Collection entries
• • • •

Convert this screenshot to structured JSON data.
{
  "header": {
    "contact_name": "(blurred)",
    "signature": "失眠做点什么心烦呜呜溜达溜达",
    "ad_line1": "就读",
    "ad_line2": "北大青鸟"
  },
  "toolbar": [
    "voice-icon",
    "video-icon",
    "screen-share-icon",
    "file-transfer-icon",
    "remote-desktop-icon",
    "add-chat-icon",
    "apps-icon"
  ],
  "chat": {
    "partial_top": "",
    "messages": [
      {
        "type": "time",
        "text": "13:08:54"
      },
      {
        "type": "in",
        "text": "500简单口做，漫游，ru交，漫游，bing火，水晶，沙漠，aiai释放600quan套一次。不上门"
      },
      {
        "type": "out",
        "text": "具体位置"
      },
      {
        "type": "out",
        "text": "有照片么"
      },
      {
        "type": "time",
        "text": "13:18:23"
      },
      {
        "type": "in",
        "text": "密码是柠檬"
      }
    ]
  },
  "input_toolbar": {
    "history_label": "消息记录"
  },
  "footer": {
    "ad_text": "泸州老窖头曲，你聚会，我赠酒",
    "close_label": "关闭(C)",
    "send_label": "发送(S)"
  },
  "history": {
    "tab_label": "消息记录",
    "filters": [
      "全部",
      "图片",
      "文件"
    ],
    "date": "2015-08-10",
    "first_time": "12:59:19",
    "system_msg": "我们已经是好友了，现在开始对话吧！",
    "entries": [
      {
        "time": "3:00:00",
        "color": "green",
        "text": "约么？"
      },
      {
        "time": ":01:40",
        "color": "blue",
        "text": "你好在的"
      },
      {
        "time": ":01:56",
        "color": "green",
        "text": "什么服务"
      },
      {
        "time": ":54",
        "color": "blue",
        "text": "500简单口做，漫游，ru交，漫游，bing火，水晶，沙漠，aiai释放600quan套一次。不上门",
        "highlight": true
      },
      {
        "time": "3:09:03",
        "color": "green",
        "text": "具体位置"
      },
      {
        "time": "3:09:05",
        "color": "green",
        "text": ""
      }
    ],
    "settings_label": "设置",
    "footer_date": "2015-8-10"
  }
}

• • • •

### Task directions
Copy out each line of the data where the string "bing火" appears.

### Result of the exercise
        "text": "500简单口做，漫游，ru交，漫游，bing火，水晶，沙漠，aiai释放600quan套一次。不上门"
        "text": "500简单口做，漫游，ru交，漫游，bing火，水晶，沙漠，aiai释放600quan套一次。不上门",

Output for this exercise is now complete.